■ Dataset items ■
----
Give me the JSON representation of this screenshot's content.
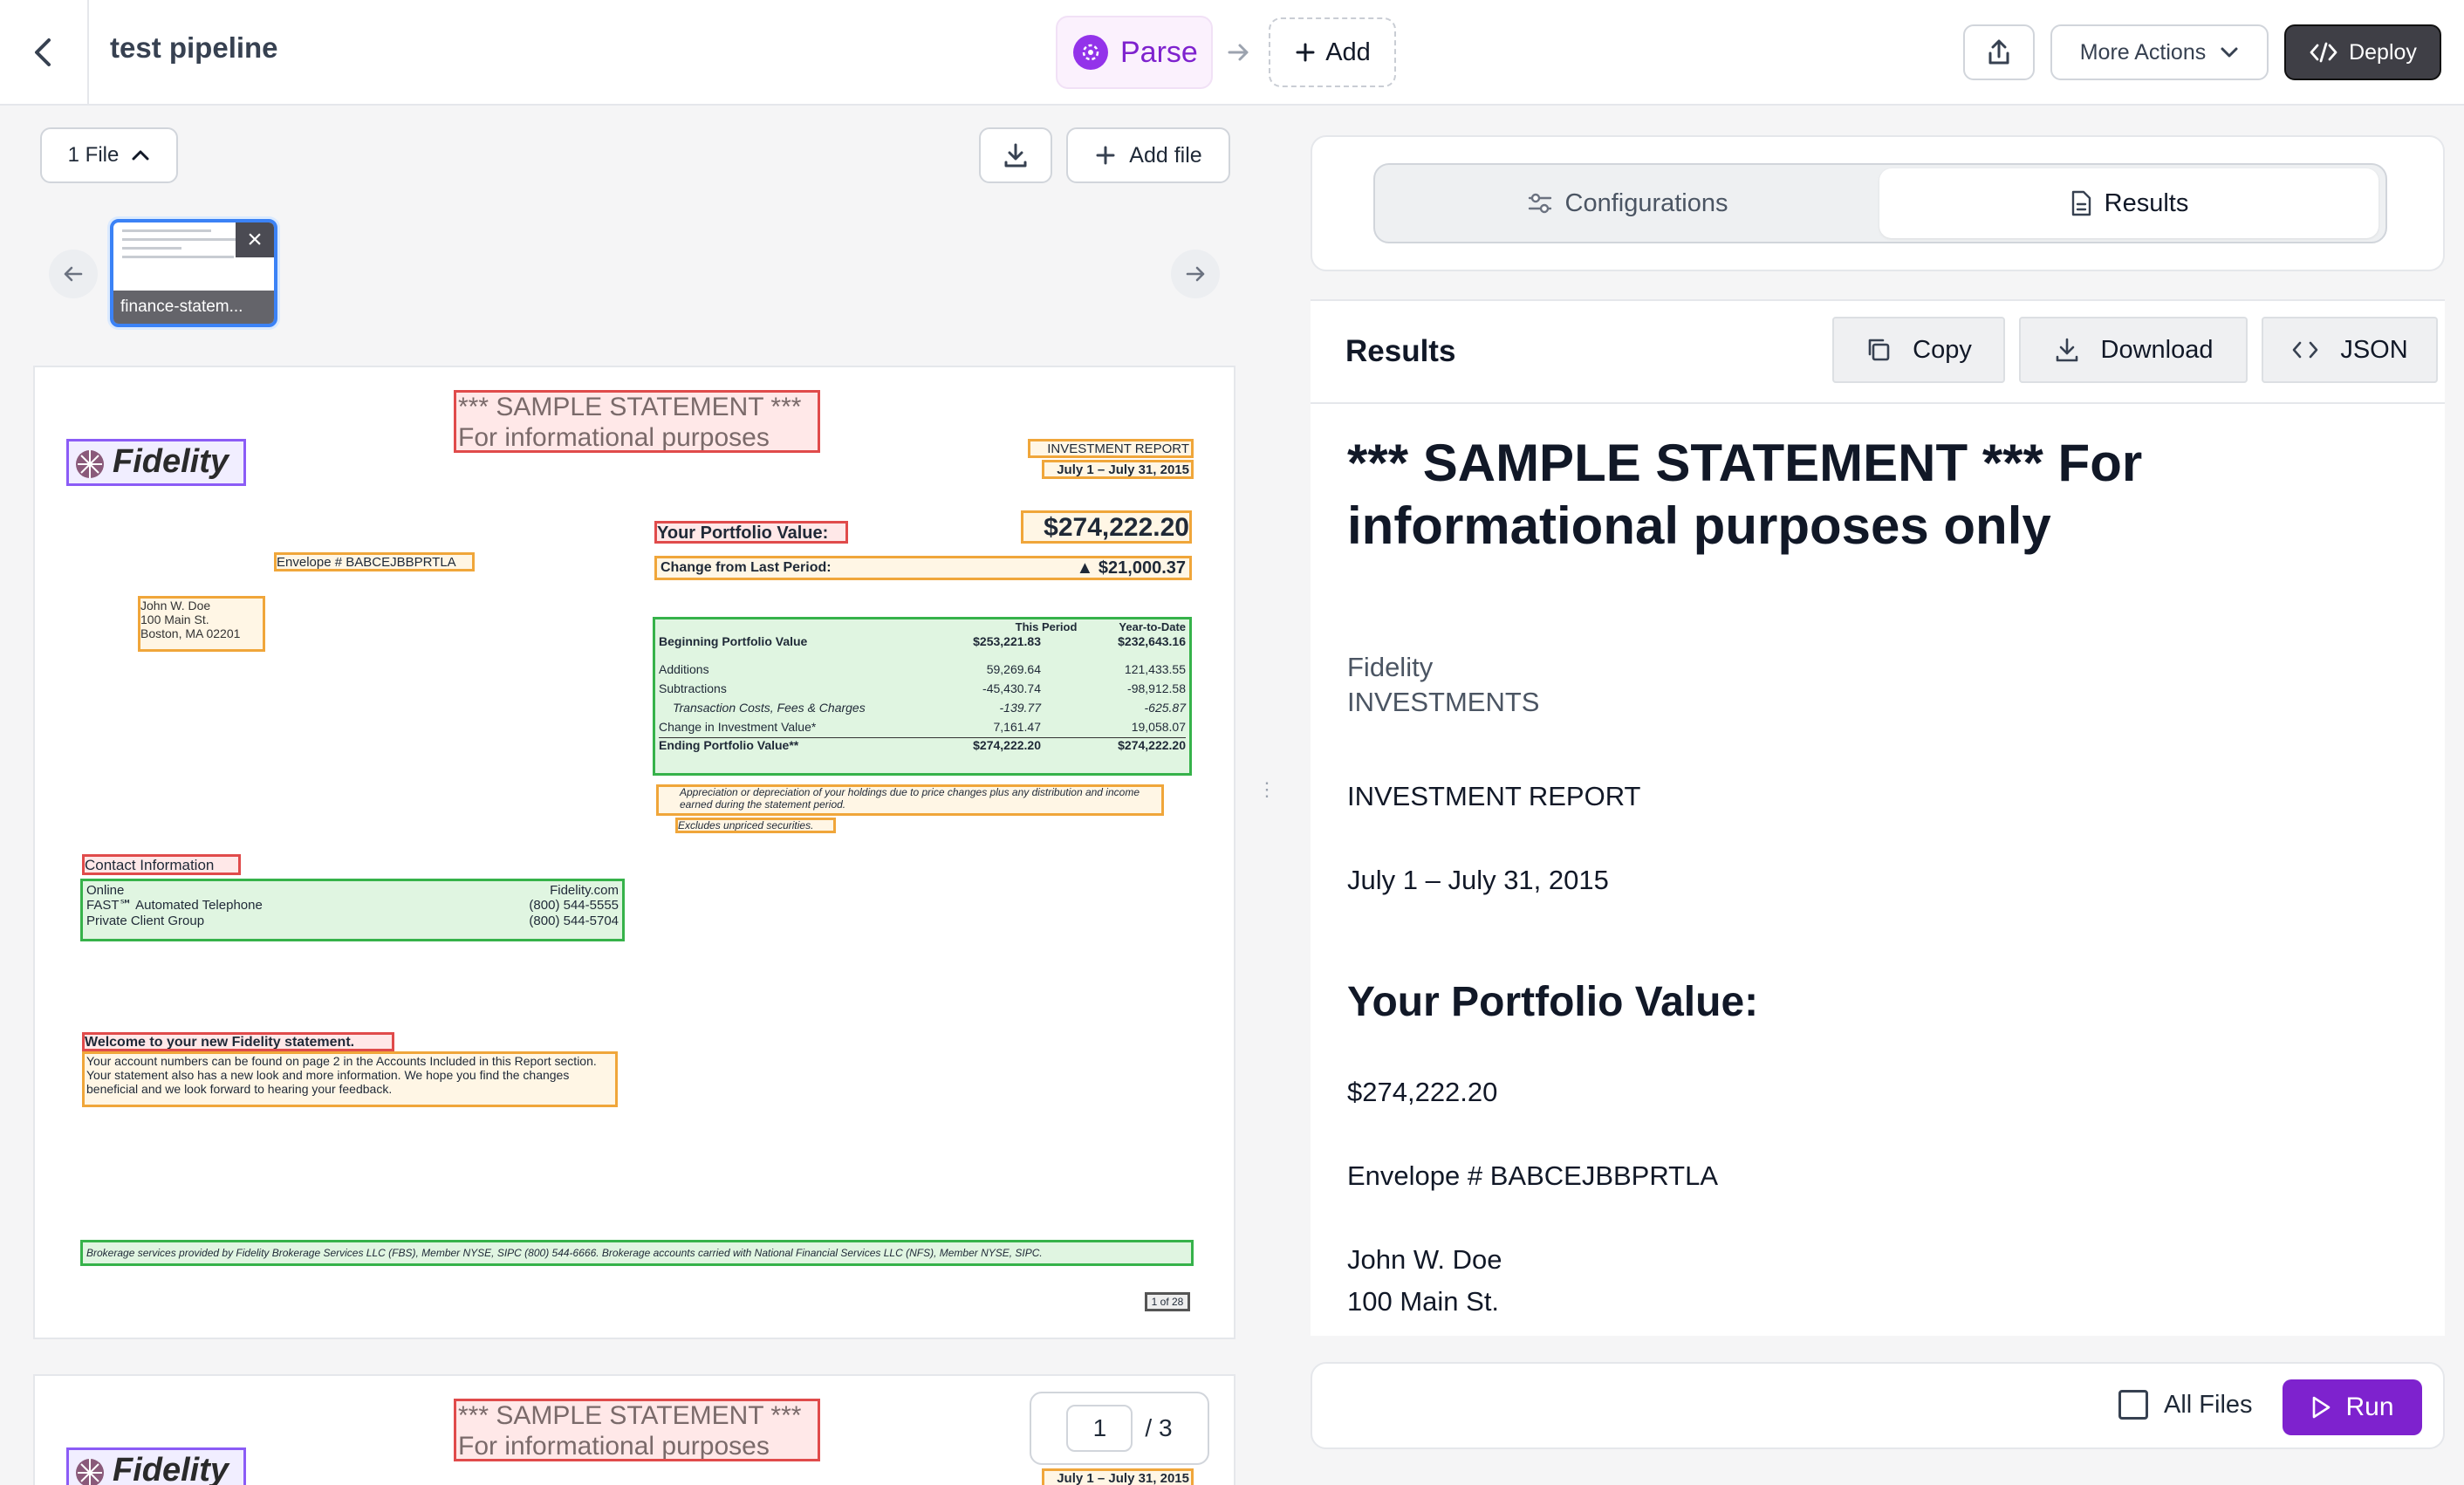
{
  "header": {
    "title": "test pipeline",
    "parse_label": "Parse",
    "add_label": "Add",
    "more_actions_label": "More Actions",
    "deploy_label": "Deploy"
  },
  "left": {
    "files_label": "1 File",
    "add_file_label": "Add file",
    "thumbnail_name": "finance-statem...",
    "page_current": "1",
    "page_total": "/ 3",
    "doc": {
      "sample_title": "*** SAMPLE STATEMENT ***",
      "sample_sub": "For informational purposes only",
      "logo_text": "Fidelity",
      "investment_report": "INVESTMENT REPORT",
      "period": "July 1 – July 31, 2015",
      "portfolio_value_label": "Your Portfolio Value:",
      "portfolio_value": "$274,222.20",
      "change_label": "Change from Last Period:",
      "change_value": "▲  $21,000.37",
      "envelope": "Envelope # BABCEJBBPRTLA",
      "address": [
        "John W. Doe",
        "100 Main St.",
        "Boston, MA  02201"
      ],
      "table_headers": [
        "This Period",
        "Year-to-Date"
      ],
      "table_rows": [
        {
          "label": "Beginning Portfolio Value",
          "a": "$253,221.83",
          "b": "$232,643.16"
        },
        {
          "label": "Additions",
          "a": "59,269.64",
          "b": "121,433.55"
        },
        {
          "label": "Subtractions",
          "a": "-45,430.74",
          "b": "-98,912.58"
        },
        {
          "label": "Transaction Costs, Fees & Charges",
          "a": "-139.77",
          "b": "-625.87"
        },
        {
          "label": "Change in Investment Value*",
          "a": "7,161.47",
          "b": "19,058.07"
        },
        {
          "label": "Ending Portfolio Value**",
          "a": "$274,222.20",
          "b": "$274,222.20"
        }
      ],
      "footnote1": "Appreciation or depreciation of your holdings due to price changes plus any distribution and income earned during the statement period.",
      "footnote2": "Excludes unpriced securities.",
      "contact_title": "Contact Information",
      "contact_rows": [
        {
          "label": "Online",
          "value": "Fidelity.com"
        },
        {
          "label": "FAST℠ Automated Telephone",
          "value": "(800) 544-5555"
        },
        {
          "label": "Private Client Group",
          "value": "(800) 544-5704"
        }
      ],
      "welcome_title": "Welcome to your new Fidelity statement.",
      "welcome_body": "Your account numbers can be found on page 2 in the Accounts Included in this Report section. Your statement also has a new look and more information. We hope you find the changes beneficial and we look forward to hearing your feedback.",
      "brokerage": "Brokerage services provided by Fidelity Brokerage Services LLC (FBS), Member NYSE, SIPC (800) 544-6666. Brokerage accounts carried with National Financial Services LLC (NFS), Member NYSE, SIPC.",
      "page_of": "1 of 28"
    }
  },
  "right": {
    "tab_config": "Configurations",
    "tab_results": "Results",
    "results_title": "Results",
    "copy_label": "Copy",
    "download_label": "Download",
    "json_label": "JSON",
    "md": {
      "h1": "*** SAMPLE STATEMENT *** For informational purposes only",
      "fidelity": "Fidelity",
      "investments": "INVESTMENTS",
      "report": "INVESTMENT REPORT",
      "period": "July 1 – July 31, 2015",
      "h2": "Your Portfolio Value:",
      "value": "$274,222.20",
      "envelope": "Envelope # BABCEJBBPRTLA",
      "name": "John W. Doe",
      "street": "100 Main St."
    },
    "all_files_label": "All Files",
    "run_label": "Run"
  },
  "colors": {
    "accent": "#7e22ce",
    "deploy_bg": "#3f3f46",
    "box_red": "#e04b4b",
    "box_orange": "#f0a63a",
    "box_green": "#36b24a",
    "box_purple": "#8b5cf6"
  },
  "icons": [
    "back-chevron-icon",
    "parse-icon",
    "arrow-right-icon",
    "plus-icon",
    "share-icon",
    "chevron-down-icon",
    "code-icon",
    "chevron-up-icon",
    "download-icon",
    "arrow-left-icon",
    "close-icon",
    "sliders-icon",
    "document-icon",
    "copy-icon",
    "play-icon"
  ]
}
----
■ YOUR TASK ■
The pictures should not be reproduced; quote all of the other material exactly.

■ PROBLEM SOLUTION ■
Give me the JSON representation of this screenshot's content.
{
  "header": {
    "title": "test pipeline",
    "parse_label": "Parse",
    "add_label": "Add",
    "more_actions_label": "More Actions",
    "deploy_label": "Deploy"
  },
  "left": {
    "files_label": "1 File",
    "add_file_label": "Add file",
    "thumbnail_name": "finance-statem...",
    "page_current": "1",
    "page_total": "/ 3",
    "doc": {
      "sample_title": "*** SAMPLE STATEMENT ***",
      "sample_sub": "For informational purposes only",
      "logo_text": "Fidelity",
      "investment_report": "INVESTMENT REPORT",
      "period": "July 1 – July 31, 2015",
      "portfolio_value_label": "Your Portfolio Value:",
      "portfolio_value": "$274,222.20",
      "change_label": "Change from Last Period:",
      "change_value": "▲  $21,000.37",
      "envelope": "Envelope # BABCEJBBPRTLA",
      "address": [
        "John W. Doe",
        "100 Main St.",
        "Boston, MA  02201"
      ],
      "table_headers": [
        "This Period",
        "Year-to-Date"
      ],
      "table_rows": [
        {
          "label": "Beginning Portfolio Value",
          "a": "$253,221.83",
          "b": "$232,643.16"
        },
        {
          "label": "Additions",
          "a": "59,269.64",
          "b": "121,433.55"
        },
        {
          "label": "Subtractions",
          "a": "-45,430.74",
          "b": "-98,912.58"
        },
        {
          "label": "Transaction Costs, Fees & Charges",
          "a": "-139.77",
          "b": "-625.87"
        },
        {
          "label": "Change in Investment Value*",
          "a": "7,161.47",
          "b": "19,058.07"
        },
        {
          "label": "Ending Portfolio Value**",
          "a": "$274,222.20",
          "b": "$274,222.20"
        }
      ],
      "footnote1": "Appreciation or depreciation of your holdings due to price changes plus any distribution and income earned during the statement period.",
      "footnote2": "Excludes unpriced securities.",
      "contact_title": "Contact Information",
      "contact_rows": [
        {
          "label": "Online",
          "value": "Fidelity.com"
        },
        {
          "label": "FAST℠ Automated Telephone",
          "value": "(800) 544-5555"
        },
        {
          "label": "Private Client Group",
          "value": "(800) 544-5704"
        }
      ],
      "welcome_title": "Welcome to your new Fidelity statement.",
      "welcome_body": "Your account numbers can be found on page 2 in the Accounts Included in this Report section. Your statement also has a new look and more information. We hope you find the changes beneficial and we look forward to hearing your feedback.",
      "brokerage": "Brokerage services provided by Fidelity Brokerage Services LLC (FBS), Member NYSE, SIPC (800) 544-6666. Brokerage accounts carried with National Financial Services LLC (NFS), Member NYSE, SIPC.",
      "page_of": "1 of 28"
    }
  },
  "right": {
    "tab_config": "Configurations",
    "tab_results": "Results",
    "results_title": "Results",
    "copy_label": "Copy",
    "download_label": "Download",
    "json_label": "JSON",
    "md": {
      "h1": "*** SAMPLE STATEMENT *** For informational purposes only",
      "fidelity": "Fidelity",
      "investments": "INVESTMENTS",
      "report": "INVESTMENT REPORT",
      "period": "July 1 – July 31, 2015",
      "h2": "Your Portfolio Value:",
      "value": "$274,222.20",
      "envelope": "Envelope # BABCEJBBPRTLA",
      "name": "John W. Doe",
      "street": "100 Main St."
    },
    "all_files_label": "All Files",
    "run_label": "Run"
  },
  "colors": {
    "accent": "#7e22ce",
    "deploy_bg": "#3f3f46",
    "box_red": "#e04b4b",
    "box_orange": "#f0a63a",
    "box_green": "#36b24a",
    "box_purple": "#8b5cf6"
  },
  "icons": [
    "back-chevron-icon",
    "parse-icon",
    "arrow-right-icon",
    "plus-icon",
    "share-icon",
    "chevron-down-icon",
    "code-icon",
    "chevron-up-icon",
    "download-icon",
    "arrow-left-icon",
    "close-icon",
    "sliders-icon",
    "document-icon",
    "copy-icon",
    "play-icon"
  ]
}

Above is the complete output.